BRIEF:
Answer these questions using the forum thread below about retrieving a page's HTML from the command line:
(a) What error code did both curl and elinks return for the website?
(b) Which packages does the first reply install with npm?
(c) Which URL does the example in the second reply open?

EXTRACT PROVIDED:
● ● ● ● ● ● ●

Reputation: 419
I was using curl to scrape html code from a certain website. then they changed their server settings and curl no longer can get the page content giving error code 1020 then I changed my script to use elinks.
but again they are now using cloudflare and elinks no longer works (only in this particular website). and it gives the same error code 1020.
is there any command line or option to use other browsers (firefox,chromium, google-chrome...) and get the page html in a terminal ?
Upvotes: 1
Views: 1129
Reputation: 320
I bring to your attention the code and libraries that bypass protection cloudflare:
Libs:
npm i puppeteer-extra puppeteer-extra-plugin-stealth puppeteer
nodejs:
const puppeteer = require('puppeteer-extra')
const pluginStealth = require('puppeteer-extra-plugin-stealth')
const { executablePath } = require('puppeteer')
const link = 'https://www.g2.com/'
const getHtmlThoughCloudflare = async (url) => {
puppeteer.use(pluginStealth())
const result = await puppeteer
.launch({ headless: true })
.then(async (browser) => {
const page = await browser.newPage()
await page.goto(url)
const html = await page.content()
await browser.close()
return html
})
console.log(` HTML: ${result}`)
return result // html
}
getHtmlThoughCloudflare(link)
Upvotes: 0
Reputation: 13822
If you can write scripts for Node.js, here is a small example using puppeteer library. It logs page source code after the page is loaded in a headless (invisible) Chrome, with dynamic content generated by page scripts:
import puppeteer from 'puppeteer';
const browser = await puppeteer.launch({ headless: false, defaultViewport: null });
try {
const [page] = await browser.pages();
await page.goto('https://example.org/');
console.log(await page.content());
} catch (err) { console.error(err); } finally { await browser.close(); }
Upvotes: 1

● ● ● ● ● ● ●

Extracted data entries:
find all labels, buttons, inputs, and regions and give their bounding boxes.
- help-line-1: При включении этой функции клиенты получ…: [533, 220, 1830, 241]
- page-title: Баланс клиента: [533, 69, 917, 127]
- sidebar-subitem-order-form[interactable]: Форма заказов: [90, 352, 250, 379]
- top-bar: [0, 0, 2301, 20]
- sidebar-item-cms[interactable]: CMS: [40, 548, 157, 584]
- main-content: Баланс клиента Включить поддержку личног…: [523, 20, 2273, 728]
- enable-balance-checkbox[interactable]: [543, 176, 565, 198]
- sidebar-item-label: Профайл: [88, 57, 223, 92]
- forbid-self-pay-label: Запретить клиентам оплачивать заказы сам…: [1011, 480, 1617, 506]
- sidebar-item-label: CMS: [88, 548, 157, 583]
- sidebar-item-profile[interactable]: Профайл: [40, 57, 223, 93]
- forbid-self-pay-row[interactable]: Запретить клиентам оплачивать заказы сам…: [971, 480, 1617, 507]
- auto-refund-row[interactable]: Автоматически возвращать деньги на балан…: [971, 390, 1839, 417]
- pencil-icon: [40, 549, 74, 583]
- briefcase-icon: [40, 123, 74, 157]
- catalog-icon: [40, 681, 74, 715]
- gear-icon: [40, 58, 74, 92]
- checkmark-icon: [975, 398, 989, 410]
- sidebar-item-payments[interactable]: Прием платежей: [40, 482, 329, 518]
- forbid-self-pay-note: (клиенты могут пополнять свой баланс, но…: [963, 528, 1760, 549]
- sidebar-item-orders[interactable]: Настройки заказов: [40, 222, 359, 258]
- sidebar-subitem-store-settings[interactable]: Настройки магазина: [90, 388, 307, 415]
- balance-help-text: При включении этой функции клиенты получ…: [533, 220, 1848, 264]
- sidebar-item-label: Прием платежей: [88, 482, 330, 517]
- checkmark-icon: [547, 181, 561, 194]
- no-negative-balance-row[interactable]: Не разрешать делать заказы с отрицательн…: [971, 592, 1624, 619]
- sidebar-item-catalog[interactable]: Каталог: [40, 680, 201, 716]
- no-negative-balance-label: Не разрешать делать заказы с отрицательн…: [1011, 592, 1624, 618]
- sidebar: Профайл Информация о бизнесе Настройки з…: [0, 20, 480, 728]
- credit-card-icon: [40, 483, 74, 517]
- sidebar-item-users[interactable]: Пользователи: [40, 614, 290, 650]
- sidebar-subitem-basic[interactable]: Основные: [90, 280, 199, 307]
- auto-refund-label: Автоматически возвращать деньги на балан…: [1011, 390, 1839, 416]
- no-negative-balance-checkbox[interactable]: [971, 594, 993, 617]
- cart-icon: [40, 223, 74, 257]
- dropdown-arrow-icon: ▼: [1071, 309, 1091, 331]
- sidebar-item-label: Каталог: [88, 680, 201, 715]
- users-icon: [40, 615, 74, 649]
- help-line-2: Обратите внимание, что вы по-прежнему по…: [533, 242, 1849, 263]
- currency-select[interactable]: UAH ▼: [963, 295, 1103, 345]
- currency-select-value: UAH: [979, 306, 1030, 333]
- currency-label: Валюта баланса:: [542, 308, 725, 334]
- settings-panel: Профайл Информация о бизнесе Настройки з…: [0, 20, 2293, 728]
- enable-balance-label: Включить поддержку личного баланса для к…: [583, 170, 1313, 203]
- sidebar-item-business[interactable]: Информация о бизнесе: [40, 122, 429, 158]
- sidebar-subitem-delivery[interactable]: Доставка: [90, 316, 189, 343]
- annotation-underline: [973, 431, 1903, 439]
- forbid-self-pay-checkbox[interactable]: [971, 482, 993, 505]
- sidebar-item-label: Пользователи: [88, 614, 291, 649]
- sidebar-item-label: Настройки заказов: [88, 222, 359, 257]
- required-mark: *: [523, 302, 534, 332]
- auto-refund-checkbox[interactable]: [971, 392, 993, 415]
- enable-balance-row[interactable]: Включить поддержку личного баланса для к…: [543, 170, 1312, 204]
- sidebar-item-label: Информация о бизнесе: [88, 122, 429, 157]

● ● ● ● ● ● ●

RESULT FOR THIS EXERCISE:
(a) 1020
(b) puppeteer-extra, puppeteer-extra-plugin-stealth, and puppeteer
(c) https://example.org/